Produce the listing below again, exactly as shown.

-- Start INPUT DATA --

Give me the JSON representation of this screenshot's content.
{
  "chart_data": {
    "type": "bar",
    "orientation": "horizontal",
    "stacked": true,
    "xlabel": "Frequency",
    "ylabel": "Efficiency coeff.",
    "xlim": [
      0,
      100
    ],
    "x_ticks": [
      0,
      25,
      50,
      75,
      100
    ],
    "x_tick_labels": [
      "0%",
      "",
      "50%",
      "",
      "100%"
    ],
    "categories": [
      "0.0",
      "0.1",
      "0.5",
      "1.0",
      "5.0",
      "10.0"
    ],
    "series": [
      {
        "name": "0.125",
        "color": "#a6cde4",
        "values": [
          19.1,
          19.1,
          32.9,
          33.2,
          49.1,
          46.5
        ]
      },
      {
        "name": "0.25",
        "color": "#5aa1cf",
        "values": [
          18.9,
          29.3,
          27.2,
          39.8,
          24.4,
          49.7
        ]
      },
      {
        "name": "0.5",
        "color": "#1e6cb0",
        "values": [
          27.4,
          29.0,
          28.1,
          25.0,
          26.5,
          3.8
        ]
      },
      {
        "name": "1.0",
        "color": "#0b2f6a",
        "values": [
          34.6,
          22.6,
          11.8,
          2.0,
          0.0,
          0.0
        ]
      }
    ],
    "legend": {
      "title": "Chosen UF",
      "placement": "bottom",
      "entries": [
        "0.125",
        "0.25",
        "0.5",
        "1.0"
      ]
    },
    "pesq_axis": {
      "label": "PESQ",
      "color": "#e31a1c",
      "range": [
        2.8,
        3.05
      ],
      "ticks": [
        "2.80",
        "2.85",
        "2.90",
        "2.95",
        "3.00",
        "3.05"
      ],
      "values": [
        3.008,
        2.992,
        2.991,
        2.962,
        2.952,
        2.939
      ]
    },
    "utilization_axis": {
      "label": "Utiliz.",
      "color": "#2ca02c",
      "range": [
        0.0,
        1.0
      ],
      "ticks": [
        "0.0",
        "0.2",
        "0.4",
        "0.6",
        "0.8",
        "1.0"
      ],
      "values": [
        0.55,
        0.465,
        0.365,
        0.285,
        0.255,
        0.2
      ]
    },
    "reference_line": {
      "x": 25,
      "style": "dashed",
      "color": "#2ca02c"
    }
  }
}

-- End INPUT DATA --

» **OUTPUT**:
Give me the JSON representation of this screenshot's content.
{
  "chart_data": {
    "type": "bar",
    "orientation": "horizontal",
    "stacked": true,
    "xlabel": "Frequency",
    "ylabel": "Efficiency coeff.",
    "xlim": [
      0,
      100
    ],
    "x_ticks": [
      0,
      25,
      50,
      75,
      100
    ],
    "x_tick_labels": [
      "0%",
      "",
      "50%",
      "",
      "100%"
    ],
    "categories": [
      "0.0",
      "0.1",
      "0.5",
      "1.0",
      "5.0",
      "10.0"
    ],
    "series": [
      {
        "name": "0.125",
        "color": "#a6cde4",
        "values": [
          19.1,
          19.1,
          32.9,
          33.2,
          49.1,
          46.5
        ]
      },
      {
        "name": "0.25",
        "color": "#5aa1cf",
        "values": [
          18.9,
          29.3,
          27.2,
          39.8,
          24.4,
          49.7
        ]
      },
      {
        "name": "0.5",
        "color": "#1e6cb0",
        "values": [
          27.4,
          29.0,
          28.1,
          25.0,
          26.5,
          3.8
        ]
      },
      {
        "name": "1.0",
        "color": "#0b2f6a",
        "values": [
          34.6,
          22.6,
          11.8,
          2.0,
          0.0,
          0.0
        ]
      }
    ],
    "legend": {
      "title": "Chosen UF",
      "placement": "bottom",
      "entries": [
        "0.125",
        "0.25",
        "0.5",
        "1.0"
      ]
    },
    "pesq_axis": {
      "label": "PESQ",
      "color": "#e31a1c",
      "range": [
        2.8,
        3.05
      ],
      "ticks": [
        "2.80",
        "2.85",
        "2.90",
        "2.95",
        "3.00",
        "3.05"
      ],
      "values": [
        3.008,
        2.992,
        2.991,
        2.962,
        2.952,
        2.939
      ]
    },
    "utilization_axis": {
      "label": "Utiliz.",
      "color": "#2ca02c",
      "range": [
        0.0,
        1.0
      ],
      "ticks": [
        "0.0",
        "0.2",
        "0.4",
        "0.6",
        "0.8",
        "1.0"
      ],
      "values": [
        0.55,
        0.465,
        0.365,
        0.285,
        0.255,
        0.2
      ]
    },
    "reference_line": {
      "x": 25,
      "style": "dashed",
      "color": "#2ca02c"
    }
  }
}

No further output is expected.